Short task → Find and copy lines holding "frequency".

··· Exercise inputs ···

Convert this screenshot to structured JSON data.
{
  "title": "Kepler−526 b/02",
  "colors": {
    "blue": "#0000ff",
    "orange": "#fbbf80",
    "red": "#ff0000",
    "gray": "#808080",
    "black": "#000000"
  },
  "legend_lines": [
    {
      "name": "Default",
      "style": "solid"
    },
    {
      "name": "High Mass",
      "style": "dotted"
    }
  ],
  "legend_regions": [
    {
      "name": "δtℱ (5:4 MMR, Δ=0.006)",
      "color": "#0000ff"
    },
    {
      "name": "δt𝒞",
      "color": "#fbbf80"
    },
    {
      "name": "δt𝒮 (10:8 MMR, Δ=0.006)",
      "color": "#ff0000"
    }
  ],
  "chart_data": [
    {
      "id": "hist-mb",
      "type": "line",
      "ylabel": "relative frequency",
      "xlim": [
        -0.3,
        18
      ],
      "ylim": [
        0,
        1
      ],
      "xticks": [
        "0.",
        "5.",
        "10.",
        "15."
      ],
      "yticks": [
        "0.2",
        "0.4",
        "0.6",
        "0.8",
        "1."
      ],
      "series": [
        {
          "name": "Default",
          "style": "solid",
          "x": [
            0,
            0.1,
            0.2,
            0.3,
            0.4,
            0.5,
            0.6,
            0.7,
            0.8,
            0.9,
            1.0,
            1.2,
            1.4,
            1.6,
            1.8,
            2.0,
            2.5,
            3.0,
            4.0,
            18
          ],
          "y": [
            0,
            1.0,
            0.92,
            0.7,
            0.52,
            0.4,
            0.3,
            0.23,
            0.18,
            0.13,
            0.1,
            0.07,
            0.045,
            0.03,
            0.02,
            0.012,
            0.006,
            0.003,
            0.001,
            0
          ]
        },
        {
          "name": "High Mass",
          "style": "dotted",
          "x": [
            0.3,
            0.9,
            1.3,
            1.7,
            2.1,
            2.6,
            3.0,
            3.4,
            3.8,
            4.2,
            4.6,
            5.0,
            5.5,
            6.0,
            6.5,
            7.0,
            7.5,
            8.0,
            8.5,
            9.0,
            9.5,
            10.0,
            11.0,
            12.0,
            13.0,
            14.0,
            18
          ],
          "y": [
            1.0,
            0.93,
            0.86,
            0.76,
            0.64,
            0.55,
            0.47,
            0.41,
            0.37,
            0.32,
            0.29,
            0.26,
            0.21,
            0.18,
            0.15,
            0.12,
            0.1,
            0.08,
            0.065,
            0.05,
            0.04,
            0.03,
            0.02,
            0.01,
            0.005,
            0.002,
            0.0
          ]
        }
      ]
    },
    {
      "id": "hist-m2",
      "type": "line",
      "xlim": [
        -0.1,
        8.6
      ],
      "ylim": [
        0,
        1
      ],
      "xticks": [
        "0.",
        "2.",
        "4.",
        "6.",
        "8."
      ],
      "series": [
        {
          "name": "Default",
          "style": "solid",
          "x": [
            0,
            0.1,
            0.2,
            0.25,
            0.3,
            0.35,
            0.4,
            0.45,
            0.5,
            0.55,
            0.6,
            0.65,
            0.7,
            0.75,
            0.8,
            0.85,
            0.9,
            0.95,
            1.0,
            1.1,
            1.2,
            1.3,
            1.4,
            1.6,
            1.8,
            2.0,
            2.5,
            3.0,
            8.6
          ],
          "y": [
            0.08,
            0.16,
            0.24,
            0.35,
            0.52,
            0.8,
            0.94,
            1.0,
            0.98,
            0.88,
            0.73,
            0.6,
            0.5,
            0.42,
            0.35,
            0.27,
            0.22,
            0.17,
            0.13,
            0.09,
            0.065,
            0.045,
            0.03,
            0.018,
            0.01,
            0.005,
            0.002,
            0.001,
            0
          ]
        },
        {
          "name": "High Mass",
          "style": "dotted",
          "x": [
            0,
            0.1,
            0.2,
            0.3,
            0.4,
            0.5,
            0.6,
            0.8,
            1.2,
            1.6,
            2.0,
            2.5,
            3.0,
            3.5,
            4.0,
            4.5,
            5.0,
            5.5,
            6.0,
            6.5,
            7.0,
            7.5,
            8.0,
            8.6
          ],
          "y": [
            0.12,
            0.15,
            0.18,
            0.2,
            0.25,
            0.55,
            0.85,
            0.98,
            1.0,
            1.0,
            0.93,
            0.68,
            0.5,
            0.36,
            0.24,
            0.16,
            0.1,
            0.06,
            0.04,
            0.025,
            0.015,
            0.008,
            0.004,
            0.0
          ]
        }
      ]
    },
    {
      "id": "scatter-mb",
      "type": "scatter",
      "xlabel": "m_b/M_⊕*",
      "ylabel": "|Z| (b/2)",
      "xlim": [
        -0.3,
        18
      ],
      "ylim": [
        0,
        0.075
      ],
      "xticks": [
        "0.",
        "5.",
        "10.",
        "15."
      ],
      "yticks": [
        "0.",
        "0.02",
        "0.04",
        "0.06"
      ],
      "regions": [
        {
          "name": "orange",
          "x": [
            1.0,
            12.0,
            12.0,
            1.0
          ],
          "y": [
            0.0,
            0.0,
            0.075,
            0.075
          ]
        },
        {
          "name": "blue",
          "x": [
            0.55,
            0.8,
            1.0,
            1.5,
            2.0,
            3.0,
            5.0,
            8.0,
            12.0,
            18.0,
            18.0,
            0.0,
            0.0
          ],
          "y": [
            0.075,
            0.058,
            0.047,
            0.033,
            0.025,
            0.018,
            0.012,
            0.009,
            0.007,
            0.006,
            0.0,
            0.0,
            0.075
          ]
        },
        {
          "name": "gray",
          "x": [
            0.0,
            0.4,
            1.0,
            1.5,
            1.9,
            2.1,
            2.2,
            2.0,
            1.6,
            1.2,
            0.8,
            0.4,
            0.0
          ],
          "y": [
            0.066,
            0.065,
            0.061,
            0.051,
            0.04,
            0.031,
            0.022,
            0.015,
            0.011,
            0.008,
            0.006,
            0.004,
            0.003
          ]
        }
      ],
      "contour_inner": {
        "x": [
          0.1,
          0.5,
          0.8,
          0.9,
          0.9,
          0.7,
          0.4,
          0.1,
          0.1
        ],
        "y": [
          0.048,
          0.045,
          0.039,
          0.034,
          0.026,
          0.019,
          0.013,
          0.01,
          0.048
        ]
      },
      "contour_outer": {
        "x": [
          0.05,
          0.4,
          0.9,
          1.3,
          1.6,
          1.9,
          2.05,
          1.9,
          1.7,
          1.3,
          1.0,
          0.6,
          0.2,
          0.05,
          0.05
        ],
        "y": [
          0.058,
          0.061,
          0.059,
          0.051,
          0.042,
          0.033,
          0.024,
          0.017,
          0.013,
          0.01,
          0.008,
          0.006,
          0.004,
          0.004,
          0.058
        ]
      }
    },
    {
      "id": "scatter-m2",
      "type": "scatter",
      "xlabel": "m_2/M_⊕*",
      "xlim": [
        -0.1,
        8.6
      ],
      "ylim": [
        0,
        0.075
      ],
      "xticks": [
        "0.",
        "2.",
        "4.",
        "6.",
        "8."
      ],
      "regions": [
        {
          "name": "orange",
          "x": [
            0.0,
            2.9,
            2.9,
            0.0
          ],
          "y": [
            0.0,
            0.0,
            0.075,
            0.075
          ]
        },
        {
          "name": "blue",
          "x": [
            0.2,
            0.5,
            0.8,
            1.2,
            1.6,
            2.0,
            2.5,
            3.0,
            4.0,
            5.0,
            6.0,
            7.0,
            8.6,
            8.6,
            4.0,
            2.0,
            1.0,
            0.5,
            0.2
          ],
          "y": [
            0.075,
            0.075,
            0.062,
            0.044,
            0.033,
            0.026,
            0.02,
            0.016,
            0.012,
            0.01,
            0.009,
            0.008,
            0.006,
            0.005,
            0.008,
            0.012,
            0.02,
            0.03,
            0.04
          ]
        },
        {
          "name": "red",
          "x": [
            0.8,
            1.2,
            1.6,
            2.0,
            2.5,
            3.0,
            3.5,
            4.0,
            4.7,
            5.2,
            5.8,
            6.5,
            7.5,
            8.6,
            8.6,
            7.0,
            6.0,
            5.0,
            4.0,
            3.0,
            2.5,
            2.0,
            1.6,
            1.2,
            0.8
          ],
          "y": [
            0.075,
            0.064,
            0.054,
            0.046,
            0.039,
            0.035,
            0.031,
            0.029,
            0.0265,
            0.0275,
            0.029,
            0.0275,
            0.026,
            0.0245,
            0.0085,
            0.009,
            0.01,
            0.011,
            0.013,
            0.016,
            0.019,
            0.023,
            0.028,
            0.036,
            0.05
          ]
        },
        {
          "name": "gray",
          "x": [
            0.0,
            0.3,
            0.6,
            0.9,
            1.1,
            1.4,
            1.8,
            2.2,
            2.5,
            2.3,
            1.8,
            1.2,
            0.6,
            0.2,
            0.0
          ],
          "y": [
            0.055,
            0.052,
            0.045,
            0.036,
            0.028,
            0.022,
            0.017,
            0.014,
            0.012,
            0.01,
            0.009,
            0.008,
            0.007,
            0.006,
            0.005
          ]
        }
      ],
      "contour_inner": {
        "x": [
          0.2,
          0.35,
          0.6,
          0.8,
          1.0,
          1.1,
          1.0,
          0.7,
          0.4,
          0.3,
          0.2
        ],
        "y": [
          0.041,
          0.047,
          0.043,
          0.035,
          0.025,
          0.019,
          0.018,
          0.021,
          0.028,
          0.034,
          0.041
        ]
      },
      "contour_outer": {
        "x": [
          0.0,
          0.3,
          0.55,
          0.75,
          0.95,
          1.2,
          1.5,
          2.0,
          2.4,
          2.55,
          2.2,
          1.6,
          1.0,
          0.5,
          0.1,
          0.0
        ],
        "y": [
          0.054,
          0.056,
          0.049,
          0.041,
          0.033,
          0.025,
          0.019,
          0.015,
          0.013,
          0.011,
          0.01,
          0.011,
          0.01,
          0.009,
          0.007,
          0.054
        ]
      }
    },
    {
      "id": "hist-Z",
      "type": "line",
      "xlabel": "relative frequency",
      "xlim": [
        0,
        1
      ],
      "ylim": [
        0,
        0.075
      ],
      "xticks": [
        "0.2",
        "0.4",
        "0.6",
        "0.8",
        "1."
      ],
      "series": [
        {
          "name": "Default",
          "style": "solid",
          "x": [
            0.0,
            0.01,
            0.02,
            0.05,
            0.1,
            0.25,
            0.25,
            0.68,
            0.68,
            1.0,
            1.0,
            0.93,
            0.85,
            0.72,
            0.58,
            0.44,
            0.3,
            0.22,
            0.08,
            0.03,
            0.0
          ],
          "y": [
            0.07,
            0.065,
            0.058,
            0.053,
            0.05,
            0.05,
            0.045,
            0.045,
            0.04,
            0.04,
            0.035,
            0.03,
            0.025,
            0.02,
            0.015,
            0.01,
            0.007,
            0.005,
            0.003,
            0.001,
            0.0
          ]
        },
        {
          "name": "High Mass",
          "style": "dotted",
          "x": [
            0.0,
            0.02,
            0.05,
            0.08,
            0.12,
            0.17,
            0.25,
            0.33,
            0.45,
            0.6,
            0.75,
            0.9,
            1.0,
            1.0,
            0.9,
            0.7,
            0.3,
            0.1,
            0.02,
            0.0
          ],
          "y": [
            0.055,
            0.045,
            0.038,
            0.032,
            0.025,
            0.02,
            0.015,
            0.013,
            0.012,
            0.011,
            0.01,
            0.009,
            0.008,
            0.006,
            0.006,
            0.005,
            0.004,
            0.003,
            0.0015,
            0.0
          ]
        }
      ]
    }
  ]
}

···

Response to this exercise →
      "ylabel": "relative frequency",
      "xlabel": "relative frequency",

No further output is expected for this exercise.